-- Data excerpts --
■ ■ ■

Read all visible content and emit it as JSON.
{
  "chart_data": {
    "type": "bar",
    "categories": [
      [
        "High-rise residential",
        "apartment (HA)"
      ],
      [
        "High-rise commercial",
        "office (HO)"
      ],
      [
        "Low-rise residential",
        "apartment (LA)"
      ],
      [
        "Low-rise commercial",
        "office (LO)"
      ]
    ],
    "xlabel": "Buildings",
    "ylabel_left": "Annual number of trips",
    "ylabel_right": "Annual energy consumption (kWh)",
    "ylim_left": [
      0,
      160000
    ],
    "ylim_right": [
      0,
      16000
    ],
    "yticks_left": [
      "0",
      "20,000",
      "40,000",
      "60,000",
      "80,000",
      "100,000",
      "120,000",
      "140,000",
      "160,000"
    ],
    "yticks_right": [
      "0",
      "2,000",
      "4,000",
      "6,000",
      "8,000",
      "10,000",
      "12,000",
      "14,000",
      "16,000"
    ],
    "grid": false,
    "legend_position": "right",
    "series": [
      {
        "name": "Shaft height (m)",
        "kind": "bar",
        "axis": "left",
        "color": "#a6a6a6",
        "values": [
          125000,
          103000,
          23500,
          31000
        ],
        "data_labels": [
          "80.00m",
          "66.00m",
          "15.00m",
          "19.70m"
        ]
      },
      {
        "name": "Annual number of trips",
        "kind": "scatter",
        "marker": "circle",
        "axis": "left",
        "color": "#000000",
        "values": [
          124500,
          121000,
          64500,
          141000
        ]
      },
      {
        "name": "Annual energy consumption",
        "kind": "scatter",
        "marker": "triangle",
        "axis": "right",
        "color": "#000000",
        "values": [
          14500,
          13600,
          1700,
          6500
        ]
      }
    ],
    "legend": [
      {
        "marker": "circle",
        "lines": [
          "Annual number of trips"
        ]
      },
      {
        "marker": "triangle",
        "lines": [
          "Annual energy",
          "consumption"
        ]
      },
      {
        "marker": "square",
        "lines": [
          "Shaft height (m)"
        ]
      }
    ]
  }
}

■ ■ ■

-- What to produce --
Pull out each line of the entries that contains "commercial".

-- Response --
        "High-rise commercial",
        "Low-rise commercial",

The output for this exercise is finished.